Note how many lines contain "pretty" and give that number, with nothing else.

### Figure record extracts
────────────────
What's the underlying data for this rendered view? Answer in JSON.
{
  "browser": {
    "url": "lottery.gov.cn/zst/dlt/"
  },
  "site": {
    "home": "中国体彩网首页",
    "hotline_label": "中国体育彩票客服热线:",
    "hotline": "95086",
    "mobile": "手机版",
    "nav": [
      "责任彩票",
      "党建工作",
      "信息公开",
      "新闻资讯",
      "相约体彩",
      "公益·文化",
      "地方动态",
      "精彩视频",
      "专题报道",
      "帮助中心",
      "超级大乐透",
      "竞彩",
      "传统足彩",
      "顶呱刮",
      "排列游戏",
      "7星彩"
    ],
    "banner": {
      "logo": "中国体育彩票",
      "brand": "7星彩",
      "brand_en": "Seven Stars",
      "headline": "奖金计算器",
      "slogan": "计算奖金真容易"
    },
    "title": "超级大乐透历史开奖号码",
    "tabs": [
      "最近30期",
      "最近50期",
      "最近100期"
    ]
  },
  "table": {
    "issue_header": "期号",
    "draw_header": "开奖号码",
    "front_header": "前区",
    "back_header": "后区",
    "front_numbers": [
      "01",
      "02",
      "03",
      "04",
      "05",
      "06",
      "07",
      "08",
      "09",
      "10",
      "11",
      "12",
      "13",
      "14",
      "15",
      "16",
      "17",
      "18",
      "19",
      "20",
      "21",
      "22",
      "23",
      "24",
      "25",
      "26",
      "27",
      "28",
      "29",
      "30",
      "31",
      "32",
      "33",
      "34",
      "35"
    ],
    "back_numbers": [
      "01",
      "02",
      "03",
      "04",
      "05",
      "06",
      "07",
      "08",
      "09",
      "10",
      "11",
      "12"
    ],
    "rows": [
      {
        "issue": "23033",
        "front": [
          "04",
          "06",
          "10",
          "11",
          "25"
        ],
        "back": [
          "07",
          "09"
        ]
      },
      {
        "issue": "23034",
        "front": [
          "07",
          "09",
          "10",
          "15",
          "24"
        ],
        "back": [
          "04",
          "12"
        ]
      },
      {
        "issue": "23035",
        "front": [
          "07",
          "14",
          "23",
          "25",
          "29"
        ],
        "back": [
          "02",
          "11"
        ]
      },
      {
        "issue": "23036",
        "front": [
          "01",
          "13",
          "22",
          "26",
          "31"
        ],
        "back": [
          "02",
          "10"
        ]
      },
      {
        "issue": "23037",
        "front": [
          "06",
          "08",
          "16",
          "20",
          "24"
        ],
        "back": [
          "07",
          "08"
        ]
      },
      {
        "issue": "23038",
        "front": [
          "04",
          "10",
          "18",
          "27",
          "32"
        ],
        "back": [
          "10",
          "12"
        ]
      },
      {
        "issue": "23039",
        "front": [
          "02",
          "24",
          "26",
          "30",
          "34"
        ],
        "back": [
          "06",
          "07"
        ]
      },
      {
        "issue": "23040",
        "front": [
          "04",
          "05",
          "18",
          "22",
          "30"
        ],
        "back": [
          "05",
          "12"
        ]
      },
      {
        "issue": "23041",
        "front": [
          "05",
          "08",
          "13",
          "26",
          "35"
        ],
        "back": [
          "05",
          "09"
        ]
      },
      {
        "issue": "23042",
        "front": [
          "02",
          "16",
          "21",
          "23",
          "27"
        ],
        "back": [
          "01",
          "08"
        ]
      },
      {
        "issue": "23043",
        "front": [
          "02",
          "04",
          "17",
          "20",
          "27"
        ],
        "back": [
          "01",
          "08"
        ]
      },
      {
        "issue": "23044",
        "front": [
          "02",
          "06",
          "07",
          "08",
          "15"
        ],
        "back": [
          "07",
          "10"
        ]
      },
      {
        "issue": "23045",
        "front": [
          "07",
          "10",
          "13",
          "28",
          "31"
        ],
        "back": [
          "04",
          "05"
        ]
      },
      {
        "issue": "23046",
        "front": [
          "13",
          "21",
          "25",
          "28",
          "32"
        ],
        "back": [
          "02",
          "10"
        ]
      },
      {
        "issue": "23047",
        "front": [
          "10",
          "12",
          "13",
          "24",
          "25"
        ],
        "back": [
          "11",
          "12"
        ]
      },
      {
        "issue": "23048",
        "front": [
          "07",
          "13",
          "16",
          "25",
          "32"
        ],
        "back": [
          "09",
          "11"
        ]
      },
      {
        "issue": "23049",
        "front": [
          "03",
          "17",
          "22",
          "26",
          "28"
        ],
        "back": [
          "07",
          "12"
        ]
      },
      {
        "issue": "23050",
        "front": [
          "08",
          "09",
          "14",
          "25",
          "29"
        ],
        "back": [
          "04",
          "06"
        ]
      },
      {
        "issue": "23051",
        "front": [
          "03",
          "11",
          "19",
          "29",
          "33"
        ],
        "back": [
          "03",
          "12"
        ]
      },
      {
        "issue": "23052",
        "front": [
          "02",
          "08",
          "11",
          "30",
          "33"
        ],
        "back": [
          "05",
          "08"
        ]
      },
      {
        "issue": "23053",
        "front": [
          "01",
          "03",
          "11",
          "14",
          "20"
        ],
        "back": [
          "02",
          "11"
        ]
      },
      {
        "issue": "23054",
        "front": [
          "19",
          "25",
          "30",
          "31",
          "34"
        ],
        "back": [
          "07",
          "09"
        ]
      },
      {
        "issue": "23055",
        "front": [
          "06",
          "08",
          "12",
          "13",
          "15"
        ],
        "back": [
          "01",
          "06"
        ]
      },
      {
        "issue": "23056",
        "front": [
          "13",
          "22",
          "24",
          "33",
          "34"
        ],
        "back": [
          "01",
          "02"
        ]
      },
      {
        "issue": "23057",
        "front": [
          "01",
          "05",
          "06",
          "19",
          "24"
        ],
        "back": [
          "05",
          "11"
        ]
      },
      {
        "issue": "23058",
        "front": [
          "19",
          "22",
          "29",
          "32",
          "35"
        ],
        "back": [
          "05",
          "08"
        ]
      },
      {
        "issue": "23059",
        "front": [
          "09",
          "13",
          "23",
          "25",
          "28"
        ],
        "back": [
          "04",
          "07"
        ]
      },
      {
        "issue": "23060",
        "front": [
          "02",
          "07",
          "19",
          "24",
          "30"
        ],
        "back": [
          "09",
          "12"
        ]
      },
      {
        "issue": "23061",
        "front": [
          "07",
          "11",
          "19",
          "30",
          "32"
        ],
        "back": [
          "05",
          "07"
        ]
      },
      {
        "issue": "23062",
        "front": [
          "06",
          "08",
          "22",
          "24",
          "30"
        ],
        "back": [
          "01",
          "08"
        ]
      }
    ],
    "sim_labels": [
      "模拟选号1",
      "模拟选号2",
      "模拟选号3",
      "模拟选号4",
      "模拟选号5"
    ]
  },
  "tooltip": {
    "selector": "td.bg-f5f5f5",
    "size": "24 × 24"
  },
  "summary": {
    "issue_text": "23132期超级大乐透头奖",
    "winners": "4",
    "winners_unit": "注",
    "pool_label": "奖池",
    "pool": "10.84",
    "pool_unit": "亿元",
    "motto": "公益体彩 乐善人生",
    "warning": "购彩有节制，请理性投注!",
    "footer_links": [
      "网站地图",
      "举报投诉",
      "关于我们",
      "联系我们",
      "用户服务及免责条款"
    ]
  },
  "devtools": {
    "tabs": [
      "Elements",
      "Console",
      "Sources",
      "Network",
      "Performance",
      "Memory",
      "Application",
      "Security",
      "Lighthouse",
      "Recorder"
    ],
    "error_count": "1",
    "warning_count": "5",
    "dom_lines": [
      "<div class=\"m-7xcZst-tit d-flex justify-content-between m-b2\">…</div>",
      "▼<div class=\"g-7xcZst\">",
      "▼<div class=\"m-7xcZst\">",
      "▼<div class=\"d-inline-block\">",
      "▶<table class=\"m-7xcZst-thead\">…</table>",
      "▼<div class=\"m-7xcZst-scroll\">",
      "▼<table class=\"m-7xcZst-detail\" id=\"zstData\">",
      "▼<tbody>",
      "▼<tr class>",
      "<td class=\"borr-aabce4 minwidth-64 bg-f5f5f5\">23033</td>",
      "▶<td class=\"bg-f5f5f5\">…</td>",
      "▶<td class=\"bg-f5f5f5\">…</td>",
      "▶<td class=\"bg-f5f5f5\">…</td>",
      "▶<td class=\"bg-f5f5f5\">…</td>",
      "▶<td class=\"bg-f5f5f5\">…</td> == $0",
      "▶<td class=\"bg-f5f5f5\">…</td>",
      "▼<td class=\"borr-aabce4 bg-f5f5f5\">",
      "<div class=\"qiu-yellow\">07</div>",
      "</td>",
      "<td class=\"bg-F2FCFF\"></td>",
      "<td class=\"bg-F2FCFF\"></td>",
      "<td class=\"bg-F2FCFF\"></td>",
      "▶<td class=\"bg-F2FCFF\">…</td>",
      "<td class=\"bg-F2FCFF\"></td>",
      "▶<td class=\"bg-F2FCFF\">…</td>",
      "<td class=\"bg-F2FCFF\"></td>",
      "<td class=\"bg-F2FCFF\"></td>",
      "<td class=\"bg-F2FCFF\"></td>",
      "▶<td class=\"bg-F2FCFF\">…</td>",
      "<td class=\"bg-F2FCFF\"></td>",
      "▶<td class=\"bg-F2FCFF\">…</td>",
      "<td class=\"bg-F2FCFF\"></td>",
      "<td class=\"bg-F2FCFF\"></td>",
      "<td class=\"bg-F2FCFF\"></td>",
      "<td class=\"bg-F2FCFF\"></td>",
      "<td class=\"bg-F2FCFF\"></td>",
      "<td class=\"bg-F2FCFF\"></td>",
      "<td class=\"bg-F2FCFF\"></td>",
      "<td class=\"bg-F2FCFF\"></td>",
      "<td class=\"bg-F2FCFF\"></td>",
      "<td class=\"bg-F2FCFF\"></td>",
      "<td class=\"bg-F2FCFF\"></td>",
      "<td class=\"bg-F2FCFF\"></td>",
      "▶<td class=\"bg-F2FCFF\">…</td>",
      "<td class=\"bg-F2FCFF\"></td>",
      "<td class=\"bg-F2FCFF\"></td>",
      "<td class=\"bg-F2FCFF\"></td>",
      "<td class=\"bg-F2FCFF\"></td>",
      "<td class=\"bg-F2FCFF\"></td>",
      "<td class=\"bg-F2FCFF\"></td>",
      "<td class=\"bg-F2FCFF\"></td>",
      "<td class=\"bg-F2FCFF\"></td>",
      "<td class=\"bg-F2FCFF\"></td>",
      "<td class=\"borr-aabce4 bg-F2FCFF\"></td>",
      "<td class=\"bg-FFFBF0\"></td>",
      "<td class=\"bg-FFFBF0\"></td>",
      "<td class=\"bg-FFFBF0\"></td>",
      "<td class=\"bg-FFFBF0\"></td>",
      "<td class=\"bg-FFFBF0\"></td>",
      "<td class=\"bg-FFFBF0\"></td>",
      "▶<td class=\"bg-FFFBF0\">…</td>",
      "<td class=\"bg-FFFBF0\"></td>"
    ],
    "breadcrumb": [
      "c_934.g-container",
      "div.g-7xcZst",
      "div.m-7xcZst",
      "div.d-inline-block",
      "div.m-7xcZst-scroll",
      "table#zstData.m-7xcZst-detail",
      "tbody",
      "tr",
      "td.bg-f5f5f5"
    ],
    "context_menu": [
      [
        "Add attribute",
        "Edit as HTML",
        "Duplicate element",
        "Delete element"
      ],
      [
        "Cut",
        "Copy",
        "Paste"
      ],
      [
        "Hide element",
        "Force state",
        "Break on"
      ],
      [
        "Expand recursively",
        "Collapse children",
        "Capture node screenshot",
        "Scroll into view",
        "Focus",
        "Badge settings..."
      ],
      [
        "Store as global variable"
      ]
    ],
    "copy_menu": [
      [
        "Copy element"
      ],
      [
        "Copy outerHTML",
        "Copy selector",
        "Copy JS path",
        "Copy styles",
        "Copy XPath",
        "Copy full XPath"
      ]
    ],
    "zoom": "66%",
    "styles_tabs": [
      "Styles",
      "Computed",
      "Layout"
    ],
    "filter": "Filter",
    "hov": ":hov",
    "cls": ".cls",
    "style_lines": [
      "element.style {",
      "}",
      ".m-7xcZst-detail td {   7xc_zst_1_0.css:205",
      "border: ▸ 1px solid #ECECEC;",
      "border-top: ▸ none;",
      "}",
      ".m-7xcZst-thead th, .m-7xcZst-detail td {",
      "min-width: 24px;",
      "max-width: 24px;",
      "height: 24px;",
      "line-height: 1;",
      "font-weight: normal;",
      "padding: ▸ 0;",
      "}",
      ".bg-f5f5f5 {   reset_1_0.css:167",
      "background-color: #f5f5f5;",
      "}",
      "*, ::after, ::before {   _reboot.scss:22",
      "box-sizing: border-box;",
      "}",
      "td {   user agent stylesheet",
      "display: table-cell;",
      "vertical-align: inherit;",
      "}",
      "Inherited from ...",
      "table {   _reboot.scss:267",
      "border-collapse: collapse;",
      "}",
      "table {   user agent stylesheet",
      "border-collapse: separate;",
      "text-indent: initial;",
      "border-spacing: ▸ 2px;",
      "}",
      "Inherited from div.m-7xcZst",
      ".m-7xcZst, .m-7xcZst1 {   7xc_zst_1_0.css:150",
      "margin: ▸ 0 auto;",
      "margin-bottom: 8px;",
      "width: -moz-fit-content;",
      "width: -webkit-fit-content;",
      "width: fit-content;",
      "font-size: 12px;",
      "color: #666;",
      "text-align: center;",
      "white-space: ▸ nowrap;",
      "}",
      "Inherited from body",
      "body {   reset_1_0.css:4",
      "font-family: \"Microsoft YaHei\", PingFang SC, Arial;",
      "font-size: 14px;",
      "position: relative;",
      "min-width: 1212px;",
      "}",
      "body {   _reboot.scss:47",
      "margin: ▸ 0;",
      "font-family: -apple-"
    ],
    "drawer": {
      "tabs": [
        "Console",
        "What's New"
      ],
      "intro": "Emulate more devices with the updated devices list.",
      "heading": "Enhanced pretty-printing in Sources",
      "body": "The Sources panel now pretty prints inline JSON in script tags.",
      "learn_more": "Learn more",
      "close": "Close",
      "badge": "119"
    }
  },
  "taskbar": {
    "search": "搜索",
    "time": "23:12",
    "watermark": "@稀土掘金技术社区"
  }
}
────────────────
### Final answer
2